##### EXERCISE MATERIALS
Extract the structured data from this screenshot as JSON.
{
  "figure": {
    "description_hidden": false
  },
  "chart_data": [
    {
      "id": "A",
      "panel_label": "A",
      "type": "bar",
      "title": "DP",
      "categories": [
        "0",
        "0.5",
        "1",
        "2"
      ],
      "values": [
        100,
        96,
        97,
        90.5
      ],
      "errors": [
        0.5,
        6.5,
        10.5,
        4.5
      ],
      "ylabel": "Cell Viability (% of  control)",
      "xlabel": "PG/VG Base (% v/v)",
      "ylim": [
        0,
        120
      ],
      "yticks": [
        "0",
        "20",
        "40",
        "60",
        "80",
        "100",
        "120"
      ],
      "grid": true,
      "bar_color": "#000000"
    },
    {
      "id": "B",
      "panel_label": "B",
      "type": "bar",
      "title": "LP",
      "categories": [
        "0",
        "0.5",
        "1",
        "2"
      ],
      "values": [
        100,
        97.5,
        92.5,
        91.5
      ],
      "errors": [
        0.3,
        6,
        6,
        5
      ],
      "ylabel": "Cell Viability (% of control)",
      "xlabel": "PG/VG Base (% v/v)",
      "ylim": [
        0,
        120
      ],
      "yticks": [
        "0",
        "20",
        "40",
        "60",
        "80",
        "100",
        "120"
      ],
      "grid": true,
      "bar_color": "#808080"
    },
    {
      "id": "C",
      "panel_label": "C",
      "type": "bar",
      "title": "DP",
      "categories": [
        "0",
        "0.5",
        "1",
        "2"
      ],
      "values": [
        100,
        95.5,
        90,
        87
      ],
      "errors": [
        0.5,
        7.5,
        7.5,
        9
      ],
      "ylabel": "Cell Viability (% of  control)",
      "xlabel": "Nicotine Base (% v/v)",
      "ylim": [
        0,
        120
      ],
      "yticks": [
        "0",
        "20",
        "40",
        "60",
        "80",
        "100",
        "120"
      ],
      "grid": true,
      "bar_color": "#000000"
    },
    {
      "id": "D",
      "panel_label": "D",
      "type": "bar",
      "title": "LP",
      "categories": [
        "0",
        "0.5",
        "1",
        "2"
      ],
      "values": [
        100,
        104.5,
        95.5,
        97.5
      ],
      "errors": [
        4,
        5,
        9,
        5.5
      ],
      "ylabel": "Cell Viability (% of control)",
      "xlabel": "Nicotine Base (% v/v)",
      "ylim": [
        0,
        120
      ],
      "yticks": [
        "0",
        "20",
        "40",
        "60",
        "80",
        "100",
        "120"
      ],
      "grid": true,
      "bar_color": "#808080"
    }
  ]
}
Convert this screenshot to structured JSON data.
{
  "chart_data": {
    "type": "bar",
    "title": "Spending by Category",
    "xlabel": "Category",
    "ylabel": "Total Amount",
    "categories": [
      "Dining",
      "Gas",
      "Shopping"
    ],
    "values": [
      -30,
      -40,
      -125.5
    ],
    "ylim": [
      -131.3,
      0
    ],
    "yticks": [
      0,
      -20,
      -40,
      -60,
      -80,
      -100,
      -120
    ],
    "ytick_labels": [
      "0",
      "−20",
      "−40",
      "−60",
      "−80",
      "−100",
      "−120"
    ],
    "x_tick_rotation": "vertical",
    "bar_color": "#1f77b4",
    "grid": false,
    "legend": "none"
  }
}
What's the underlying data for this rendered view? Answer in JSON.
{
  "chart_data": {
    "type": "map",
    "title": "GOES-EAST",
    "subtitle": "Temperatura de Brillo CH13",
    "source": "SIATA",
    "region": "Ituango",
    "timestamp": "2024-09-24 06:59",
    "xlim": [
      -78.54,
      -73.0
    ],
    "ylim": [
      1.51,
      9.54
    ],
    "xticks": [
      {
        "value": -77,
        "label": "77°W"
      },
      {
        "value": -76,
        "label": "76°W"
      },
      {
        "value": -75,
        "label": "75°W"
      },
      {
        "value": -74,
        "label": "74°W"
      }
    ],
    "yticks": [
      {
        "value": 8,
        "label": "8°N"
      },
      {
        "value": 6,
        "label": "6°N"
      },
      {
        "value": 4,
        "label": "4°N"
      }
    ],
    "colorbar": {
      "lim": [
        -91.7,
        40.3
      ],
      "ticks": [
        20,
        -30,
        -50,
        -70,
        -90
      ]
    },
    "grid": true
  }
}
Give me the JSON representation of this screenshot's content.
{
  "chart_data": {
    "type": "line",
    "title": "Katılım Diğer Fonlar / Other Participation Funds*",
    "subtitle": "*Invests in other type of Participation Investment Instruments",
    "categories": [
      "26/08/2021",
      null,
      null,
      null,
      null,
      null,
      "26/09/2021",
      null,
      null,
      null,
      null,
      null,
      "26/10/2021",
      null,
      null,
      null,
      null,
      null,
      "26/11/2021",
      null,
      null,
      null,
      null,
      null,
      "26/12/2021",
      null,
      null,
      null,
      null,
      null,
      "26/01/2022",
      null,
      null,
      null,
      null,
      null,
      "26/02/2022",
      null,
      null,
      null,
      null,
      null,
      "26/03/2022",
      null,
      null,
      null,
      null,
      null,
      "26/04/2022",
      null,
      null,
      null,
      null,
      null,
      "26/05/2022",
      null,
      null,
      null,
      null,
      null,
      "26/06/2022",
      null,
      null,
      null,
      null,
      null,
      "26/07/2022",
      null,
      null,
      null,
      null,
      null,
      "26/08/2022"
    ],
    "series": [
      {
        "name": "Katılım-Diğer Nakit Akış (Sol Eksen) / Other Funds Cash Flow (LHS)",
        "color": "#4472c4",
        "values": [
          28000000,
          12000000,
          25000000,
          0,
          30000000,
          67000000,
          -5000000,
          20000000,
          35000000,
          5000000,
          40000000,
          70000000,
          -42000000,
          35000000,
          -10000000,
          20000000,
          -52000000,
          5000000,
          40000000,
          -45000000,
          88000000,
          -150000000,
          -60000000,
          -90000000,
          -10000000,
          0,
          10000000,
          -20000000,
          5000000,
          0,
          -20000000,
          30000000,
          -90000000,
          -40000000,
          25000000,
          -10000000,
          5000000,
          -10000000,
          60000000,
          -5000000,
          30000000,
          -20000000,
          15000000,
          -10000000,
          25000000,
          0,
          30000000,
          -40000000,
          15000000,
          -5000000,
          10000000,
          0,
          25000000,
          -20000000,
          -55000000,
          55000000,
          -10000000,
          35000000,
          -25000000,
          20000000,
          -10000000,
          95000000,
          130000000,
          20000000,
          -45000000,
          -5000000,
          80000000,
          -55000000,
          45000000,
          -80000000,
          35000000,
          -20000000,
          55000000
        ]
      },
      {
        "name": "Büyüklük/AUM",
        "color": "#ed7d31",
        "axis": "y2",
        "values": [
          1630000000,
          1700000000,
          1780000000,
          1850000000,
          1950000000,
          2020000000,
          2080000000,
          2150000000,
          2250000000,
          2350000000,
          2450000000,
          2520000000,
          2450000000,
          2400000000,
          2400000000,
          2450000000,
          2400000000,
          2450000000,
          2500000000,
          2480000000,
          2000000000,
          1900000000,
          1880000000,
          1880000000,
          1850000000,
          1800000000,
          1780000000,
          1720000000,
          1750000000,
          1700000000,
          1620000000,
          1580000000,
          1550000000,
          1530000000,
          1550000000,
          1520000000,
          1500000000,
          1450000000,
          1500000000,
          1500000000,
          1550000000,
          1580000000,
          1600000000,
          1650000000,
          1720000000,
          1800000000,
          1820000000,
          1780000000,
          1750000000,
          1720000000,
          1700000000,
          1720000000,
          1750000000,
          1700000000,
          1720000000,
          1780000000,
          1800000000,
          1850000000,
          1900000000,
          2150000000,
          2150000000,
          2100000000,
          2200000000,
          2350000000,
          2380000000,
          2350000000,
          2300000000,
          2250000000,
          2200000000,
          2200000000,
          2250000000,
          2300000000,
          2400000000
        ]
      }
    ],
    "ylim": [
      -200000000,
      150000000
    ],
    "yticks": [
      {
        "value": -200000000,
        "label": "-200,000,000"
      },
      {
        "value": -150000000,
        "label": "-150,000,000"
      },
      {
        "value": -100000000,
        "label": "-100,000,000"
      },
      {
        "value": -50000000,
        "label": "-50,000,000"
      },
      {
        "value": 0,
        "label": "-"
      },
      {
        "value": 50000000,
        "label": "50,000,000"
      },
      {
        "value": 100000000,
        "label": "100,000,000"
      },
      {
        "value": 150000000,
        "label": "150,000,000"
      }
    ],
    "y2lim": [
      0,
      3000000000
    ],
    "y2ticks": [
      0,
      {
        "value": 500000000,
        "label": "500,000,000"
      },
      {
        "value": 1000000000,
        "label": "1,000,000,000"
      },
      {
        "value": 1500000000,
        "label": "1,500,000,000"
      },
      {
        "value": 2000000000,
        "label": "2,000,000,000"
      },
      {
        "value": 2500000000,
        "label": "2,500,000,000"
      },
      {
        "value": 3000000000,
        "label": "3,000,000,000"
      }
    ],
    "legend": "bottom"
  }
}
##########
WHAT YOU HAVE TO DO => Return, from the data, each line that has the word "screenshot" in it.

EXERCISE ANSWER =>
Extract the structured data from this screenshot as JSON.
Convert this screenshot to structured JSON data.
Give me the JSON representation of this screenshot's content.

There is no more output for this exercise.